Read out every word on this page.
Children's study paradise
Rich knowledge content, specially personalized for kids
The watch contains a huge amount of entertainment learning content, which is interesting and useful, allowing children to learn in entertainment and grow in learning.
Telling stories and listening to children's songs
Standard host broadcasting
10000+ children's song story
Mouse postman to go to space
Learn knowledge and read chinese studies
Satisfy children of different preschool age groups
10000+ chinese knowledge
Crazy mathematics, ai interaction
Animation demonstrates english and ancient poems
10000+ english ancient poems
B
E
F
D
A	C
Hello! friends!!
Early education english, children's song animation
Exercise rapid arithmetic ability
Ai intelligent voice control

§

Find each line holding "ancient". Copy it out.

Animation demonstrates english and ancient poems
10000+ english ancient poems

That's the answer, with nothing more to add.